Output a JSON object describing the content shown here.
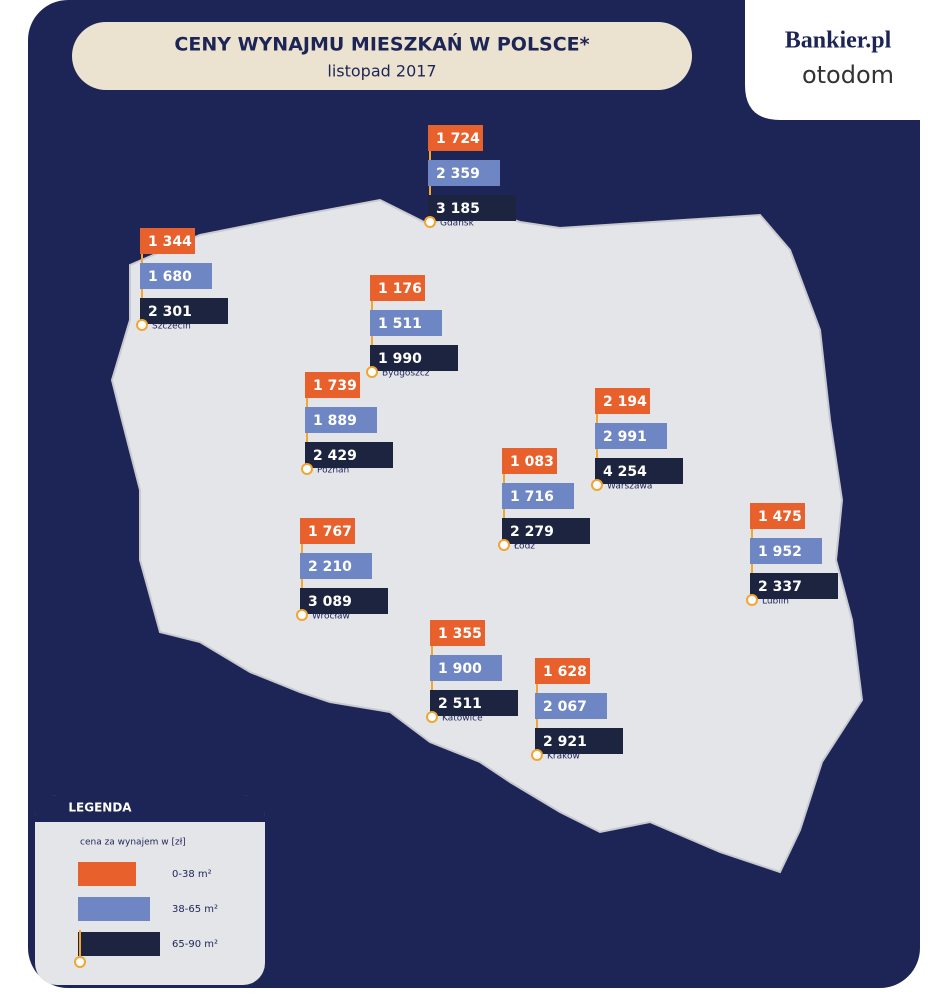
{
  "header": {
    "title": "CENY WYNAJMU MIESZKAŃ W POLSCE*",
    "subtitle": "listopad 2017"
  },
  "logos": {
    "bankier": "Bankier.pl",
    "otodom": "otodom"
  },
  "cities": [
    {
      "name": "Gdańsk",
      "prices": [
        "1 724",
        "2 359",
        "3 185"
      ]
    },
    {
      "name": "Szczecin",
      "prices": [
        "1 344",
        "1 680",
        "2 301"
      ]
    },
    {
      "name": "Bydgoszcz",
      "prices": [
        "1 176",
        "1 511",
        "1 990"
      ]
    },
    {
      "name": "Poznań",
      "prices": [
        "1 739",
        "1 889",
        "2 429"
      ]
    },
    {
      "name": "Warszawa",
      "prices": [
        "2 194",
        "2 991",
        "4 254"
      ]
    },
    {
      "name": "Łódź",
      "prices": [
        "1 083",
        "1 716",
        "2 279"
      ]
    },
    {
      "name": "Lublin",
      "prices": [
        "1 475",
        "1 952",
        "2 337"
      ]
    },
    {
      "name": "Wrocław",
      "prices": [
        "1 767",
        "2 210",
        "3 089"
      ]
    },
    {
      "name": "Katowice",
      "prices": [
        "1 355",
        "1 900",
        "2 511"
      ]
    },
    {
      "name": "Kraków",
      "prices": [
        "1 628",
        "2 067",
        "2 921"
      ]
    }
  ],
  "legend": {
    "title": "LEGENDA",
    "caption": "cena za wynajem w [zł]",
    "items": [
      "0-38 m²",
      "38-65 m²",
      "65-90 m²"
    ]
  }
}
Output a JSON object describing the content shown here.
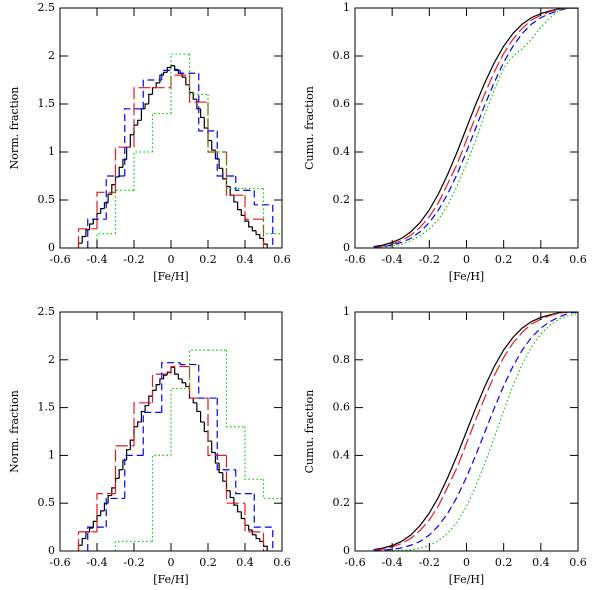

* Task details *
Give the number of lines above that hold the word "name", and nothing more.

* The result *
10